_To be done_
Which lines below hold the word "Výstavba"? Report each one.
## begin Input data
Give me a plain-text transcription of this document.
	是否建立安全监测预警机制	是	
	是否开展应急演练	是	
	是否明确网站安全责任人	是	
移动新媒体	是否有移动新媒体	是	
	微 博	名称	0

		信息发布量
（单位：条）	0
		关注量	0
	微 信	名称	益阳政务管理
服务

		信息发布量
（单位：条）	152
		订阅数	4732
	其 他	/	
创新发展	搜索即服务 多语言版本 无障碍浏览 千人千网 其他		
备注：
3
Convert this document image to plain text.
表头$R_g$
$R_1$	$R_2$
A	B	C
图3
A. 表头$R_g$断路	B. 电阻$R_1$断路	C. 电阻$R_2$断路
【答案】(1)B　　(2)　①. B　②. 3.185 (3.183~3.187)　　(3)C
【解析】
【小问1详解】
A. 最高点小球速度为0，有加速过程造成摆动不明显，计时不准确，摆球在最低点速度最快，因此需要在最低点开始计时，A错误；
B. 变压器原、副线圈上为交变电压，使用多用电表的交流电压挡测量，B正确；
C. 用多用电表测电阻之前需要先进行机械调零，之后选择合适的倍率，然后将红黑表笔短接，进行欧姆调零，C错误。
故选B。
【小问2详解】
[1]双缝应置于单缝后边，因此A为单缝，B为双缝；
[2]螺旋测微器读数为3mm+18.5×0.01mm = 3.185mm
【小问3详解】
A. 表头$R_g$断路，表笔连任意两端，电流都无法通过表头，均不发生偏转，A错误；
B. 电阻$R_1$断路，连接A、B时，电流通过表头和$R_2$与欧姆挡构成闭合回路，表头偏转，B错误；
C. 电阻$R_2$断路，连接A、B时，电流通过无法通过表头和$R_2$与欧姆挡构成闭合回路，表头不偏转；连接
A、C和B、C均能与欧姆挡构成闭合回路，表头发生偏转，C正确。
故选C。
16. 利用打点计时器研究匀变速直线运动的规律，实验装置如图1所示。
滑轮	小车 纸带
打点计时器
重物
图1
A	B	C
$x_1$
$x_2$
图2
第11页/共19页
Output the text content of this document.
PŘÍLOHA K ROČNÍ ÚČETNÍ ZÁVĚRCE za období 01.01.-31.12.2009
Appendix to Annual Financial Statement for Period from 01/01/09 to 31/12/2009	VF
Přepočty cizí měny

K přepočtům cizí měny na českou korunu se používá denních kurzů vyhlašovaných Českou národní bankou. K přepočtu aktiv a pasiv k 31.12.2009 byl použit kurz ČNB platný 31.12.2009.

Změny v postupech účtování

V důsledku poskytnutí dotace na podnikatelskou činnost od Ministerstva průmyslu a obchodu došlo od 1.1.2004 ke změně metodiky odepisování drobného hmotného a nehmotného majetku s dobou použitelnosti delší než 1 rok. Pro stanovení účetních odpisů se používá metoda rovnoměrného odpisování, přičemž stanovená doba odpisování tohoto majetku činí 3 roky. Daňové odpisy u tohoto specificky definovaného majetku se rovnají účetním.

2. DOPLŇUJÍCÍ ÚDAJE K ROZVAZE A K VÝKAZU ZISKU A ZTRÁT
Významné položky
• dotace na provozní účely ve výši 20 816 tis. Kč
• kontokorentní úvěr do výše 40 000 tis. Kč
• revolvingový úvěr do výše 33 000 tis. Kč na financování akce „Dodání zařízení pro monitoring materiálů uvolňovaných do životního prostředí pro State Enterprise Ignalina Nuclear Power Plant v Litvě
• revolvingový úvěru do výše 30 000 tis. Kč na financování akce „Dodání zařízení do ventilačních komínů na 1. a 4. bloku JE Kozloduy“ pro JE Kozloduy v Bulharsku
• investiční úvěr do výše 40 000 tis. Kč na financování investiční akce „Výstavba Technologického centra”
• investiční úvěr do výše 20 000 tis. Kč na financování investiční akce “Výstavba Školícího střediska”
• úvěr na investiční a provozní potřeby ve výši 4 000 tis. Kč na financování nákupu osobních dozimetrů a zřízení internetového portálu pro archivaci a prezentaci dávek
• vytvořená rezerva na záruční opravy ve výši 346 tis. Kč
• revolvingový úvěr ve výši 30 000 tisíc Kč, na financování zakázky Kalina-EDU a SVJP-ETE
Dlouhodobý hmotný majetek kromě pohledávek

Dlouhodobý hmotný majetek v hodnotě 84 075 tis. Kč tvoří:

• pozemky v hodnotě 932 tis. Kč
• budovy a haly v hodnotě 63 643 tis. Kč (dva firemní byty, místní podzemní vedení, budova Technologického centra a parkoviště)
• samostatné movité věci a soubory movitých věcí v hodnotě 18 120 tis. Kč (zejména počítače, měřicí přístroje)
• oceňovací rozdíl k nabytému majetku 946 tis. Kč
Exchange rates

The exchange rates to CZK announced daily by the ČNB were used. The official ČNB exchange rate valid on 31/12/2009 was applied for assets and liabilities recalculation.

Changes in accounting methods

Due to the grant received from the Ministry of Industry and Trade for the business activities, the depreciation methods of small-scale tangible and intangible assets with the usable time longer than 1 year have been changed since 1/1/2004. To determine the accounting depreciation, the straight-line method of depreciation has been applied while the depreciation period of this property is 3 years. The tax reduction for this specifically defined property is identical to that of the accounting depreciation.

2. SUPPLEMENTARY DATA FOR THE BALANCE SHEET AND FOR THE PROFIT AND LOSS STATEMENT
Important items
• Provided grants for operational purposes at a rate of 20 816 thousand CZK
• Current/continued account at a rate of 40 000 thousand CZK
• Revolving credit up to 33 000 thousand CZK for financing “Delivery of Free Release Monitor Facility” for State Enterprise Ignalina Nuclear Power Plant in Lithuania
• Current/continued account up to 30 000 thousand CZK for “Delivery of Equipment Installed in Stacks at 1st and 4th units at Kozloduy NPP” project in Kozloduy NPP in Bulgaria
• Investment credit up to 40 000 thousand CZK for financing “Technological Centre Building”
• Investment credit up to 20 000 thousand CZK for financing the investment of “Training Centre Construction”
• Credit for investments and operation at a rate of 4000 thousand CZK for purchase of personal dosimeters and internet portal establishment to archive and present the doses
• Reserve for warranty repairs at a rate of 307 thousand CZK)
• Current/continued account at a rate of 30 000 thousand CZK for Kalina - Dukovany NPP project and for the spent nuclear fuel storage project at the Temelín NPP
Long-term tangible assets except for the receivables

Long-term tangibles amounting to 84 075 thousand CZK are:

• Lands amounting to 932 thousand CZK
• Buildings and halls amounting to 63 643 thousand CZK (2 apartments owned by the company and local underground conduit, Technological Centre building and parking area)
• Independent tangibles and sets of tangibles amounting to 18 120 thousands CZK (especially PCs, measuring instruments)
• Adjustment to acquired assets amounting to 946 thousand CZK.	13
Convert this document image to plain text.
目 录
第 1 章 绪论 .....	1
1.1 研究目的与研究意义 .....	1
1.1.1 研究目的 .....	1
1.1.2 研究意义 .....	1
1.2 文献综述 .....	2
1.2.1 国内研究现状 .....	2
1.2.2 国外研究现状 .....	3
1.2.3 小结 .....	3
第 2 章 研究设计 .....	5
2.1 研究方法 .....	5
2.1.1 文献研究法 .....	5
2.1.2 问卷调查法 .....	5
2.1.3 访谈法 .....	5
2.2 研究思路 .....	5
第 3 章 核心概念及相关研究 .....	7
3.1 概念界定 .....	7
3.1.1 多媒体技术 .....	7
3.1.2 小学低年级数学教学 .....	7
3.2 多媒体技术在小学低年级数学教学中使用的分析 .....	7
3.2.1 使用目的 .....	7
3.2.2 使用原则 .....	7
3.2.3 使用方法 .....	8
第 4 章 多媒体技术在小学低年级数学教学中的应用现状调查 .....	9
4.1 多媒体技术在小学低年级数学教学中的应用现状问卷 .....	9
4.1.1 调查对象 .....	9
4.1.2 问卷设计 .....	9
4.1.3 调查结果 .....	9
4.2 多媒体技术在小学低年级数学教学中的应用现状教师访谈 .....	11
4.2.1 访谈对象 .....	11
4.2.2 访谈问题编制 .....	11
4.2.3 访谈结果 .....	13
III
## end Input data
_Solved exercise_
• investiční úvěr do výše 40 000 tis. Kč na financování investiční akce „Výstavba Technologického centra”
• investiční úvěr do výše 20 000 tis. Kč na financování investiční akce “Výstavba Školícího střediska”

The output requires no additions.